Directive –
Each record is to be transcribed exactly.
========================================================================
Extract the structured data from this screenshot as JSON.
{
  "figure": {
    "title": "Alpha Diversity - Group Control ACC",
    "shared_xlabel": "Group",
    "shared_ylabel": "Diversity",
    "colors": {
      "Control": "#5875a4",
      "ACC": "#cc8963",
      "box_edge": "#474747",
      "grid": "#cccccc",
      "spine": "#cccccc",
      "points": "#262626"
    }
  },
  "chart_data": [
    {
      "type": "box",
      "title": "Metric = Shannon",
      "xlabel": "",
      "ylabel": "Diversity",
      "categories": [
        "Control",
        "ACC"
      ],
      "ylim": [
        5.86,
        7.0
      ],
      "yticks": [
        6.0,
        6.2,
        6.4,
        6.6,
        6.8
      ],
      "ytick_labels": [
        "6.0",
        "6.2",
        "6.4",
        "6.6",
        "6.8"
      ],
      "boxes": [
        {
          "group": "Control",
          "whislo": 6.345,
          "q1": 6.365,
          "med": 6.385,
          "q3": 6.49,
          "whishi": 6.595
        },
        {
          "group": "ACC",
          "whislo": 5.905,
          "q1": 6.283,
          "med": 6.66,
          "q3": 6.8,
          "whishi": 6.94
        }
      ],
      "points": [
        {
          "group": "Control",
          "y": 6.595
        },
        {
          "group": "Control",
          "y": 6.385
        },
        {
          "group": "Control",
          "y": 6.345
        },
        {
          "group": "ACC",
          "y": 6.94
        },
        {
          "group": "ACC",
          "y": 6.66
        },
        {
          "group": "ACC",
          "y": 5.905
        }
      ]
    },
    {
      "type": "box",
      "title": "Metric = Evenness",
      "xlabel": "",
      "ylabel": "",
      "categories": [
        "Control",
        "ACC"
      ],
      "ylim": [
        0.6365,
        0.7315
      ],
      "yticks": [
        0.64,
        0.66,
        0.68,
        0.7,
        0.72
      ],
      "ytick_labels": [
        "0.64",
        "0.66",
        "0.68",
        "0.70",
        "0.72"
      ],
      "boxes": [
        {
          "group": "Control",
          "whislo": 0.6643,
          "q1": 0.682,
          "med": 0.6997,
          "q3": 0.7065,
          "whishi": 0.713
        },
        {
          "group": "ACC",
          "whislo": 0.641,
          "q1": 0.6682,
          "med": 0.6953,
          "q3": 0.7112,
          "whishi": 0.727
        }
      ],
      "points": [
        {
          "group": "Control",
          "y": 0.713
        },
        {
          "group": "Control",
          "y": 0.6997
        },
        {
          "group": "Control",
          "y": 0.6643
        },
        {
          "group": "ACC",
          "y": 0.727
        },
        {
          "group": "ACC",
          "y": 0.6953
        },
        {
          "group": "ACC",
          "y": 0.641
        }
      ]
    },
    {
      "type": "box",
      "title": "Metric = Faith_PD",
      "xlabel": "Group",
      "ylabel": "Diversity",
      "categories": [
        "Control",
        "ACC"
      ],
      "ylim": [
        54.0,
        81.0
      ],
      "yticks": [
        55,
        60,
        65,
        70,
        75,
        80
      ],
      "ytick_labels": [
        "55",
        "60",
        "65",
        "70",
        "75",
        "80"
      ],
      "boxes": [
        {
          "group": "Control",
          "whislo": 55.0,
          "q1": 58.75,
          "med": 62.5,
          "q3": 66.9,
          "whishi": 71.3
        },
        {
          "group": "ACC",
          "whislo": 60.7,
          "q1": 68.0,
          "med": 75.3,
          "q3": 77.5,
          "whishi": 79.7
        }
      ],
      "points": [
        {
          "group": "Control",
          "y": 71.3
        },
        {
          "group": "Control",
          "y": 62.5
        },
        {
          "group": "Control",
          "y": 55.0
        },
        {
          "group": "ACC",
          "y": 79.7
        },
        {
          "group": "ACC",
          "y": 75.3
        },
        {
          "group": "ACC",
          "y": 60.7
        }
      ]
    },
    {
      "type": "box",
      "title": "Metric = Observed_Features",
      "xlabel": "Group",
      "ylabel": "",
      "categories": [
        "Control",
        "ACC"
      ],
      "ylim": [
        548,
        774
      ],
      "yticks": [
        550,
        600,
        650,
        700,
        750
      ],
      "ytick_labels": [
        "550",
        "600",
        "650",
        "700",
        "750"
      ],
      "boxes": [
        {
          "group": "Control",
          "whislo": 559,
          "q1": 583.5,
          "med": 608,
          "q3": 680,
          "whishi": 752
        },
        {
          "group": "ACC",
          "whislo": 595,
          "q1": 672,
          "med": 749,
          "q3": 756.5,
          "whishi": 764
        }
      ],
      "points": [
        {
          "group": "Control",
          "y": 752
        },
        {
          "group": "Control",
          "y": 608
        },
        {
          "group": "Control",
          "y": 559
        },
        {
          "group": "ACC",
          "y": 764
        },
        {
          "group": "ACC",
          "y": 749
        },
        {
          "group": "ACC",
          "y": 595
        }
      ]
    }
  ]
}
========================================================================
Reply –
Extract the structured data from this screenshot as JSON.
{
  "figure": {
    "title": "Alpha Diversity - Group Control ACC",
    "shared_xlabel": "Group",
    "shared_ylabel": "Diversity",
    "colors": {
      "Control": "#5875a4",
      "ACC": "#cc8963",
      "box_edge": "#474747",
      "grid": "#cccccc",
      "spine": "#cccccc",
      "points": "#262626"
    }
  },
  "chart_data": [
    {
      "type": "box",
      "title": "Metric = Shannon",
      "xlabel": "",
      "ylabel": "Diversity",
      "categories": [
        "Control",
        "ACC"
      ],
      "ylim": [
        5.86,
        7.0
      ],
      "yticks": [
        6.0,
        6.2,
        6.4,
        6.6,
        6.8
      ],
      "ytick_labels": [
        "6.0",
        "6.2",
        "6.4",
        "6.6",
        "6.8"
      ],
      "boxes": [
        {
          "group": "Control",
          "whislo": 6.345,
          "q1": 6.365,
          "med": 6.385,
          "q3": 6.49,
          "whishi": 6.595
        },
        {
          "group": "ACC",
          "whislo": 5.905,
          "q1": 6.283,
          "med": 6.66,
          "q3": 6.8,
          "whishi": 6.94
        }
      ],
      "points": [
        {
          "group": "Control",
          "y": 6.595
        },
        {
          "group": "Control",
          "y": 6.385
        },
        {
          "group": "Control",
          "y": 6.345
        },
        {
          "group": "ACC",
          "y": 6.94
        },
        {
          "group": "ACC",
          "y": 6.66
        },
        {
          "group": "ACC",
          "y": 5.905
        }
      ]
    },
    {
      "type": "box",
      "title": "Metric = Evenness",
      "xlabel": "",
      "ylabel": "",
      "categories": [
        "Control",
        "ACC"
      ],
      "ylim": [
        0.6365,
        0.7315
      ],
      "yticks": [
        0.64,
        0.66,
        0.68,
        0.7,
        0.72
      ],
      "ytick_labels": [
        "0.64",
        "0.66",
        "0.68",
        "0.70",
        "0.72"
      ],
      "boxes": [
        {
          "group": "Control",
          "whislo": 0.6643,
          "q1": 0.682,
          "med": 0.6997,
          "q3": 0.7065,
          "whishi": 0.713
        },
        {
          "group": "ACC",
          "whislo": 0.641,
          "q1": 0.6682,
          "med": 0.6953,
          "q3": 0.7112,
          "whishi": 0.727
        }
      ],
      "points": [
        {
          "group": "Control",
          "y": 0.713
        },
        {
          "group": "Control",
          "y": 0.6997
        },
        {
          "group": "Control",
          "y": 0.6643
        },
        {
          "group": "ACC",
          "y": 0.727
        },
        {
          "group": "ACC",
          "y": 0.6953
        },
        {
          "group": "ACC",
          "y": 0.641
        }
      ]
    },
    {
      "type": "box",
      "title": "Metric = Faith_PD",
      "xlabel": "Group",
      "ylabel": "Diversity",
      "categories": [
        "Control",
        "ACC"
      ],
      "ylim": [
        54.0,
        81.0
      ],
      "yticks": [
        55,
        60,
        65,
        70,
        75,
        80
      ],
      "ytick_labels": [
        "55",
        "60",
        "65",
        "70",
        "75",
        "80"
      ],
      "boxes": [
        {
          "group": "Control",
          "whislo": 55.0,
          "q1": 58.75,
          "med": 62.5,
          "q3": 66.9,
          "whishi": 71.3
        },
        {
          "group": "ACC",
          "whislo": 60.7,
          "q1": 68.0,
          "med": 75.3,
          "q3": 77.5,
          "whishi": 79.7
        }
      ],
      "points": [
        {
          "group": "Control",
          "y": 71.3
        },
        {
          "group": "Control",
          "y": 62.5
        },
        {
          "group": "Control",
          "y": 55.0
        },
        {
          "group": "ACC",
          "y": 79.7
        },
        {
          "group": "ACC",
          "y": 75.3
        },
        {
          "group": "ACC",
          "y": 60.7
        }
      ]
    },
    {
      "type": "box",
      "title": "Metric = Observed_Features",
      "xlabel": "Group",
      "ylabel": "",
      "categories": [
        "Control",
        "ACC"
      ],
      "ylim": [
        548,
        774
      ],
      "yticks": [
        550,
        600,
        650,
        700,
        750
      ],
      "ytick_labels": [
        "550",
        "600",
        "650",
        "700",
        "750"
      ],
      "boxes": [
        {
          "group": "Control",
          "whislo": 559,
          "q1": 583.5,
          "med": 608,
          "q3": 680,
          "whishi": 752
        },
        {
          "group": "ACC",
          "whislo": 595,
          "q1": 672,
          "med": 749,
          "q3": 756.5,
          "whishi": 764
        }
      ],
      "points": [
        {
          "group": "Control",
          "y": 752
        },
        {
          "group": "Control",
          "y": 608
        },
        {
          "group": "Control",
          "y": 559
        },
        {
          "group": "ACC",
          "y": 764
        },
        {
          "group": "ACC",
          "y": 749
        },
        {
          "group": "ACC",
          "y": 595
        }
      ]
    }
  ]
}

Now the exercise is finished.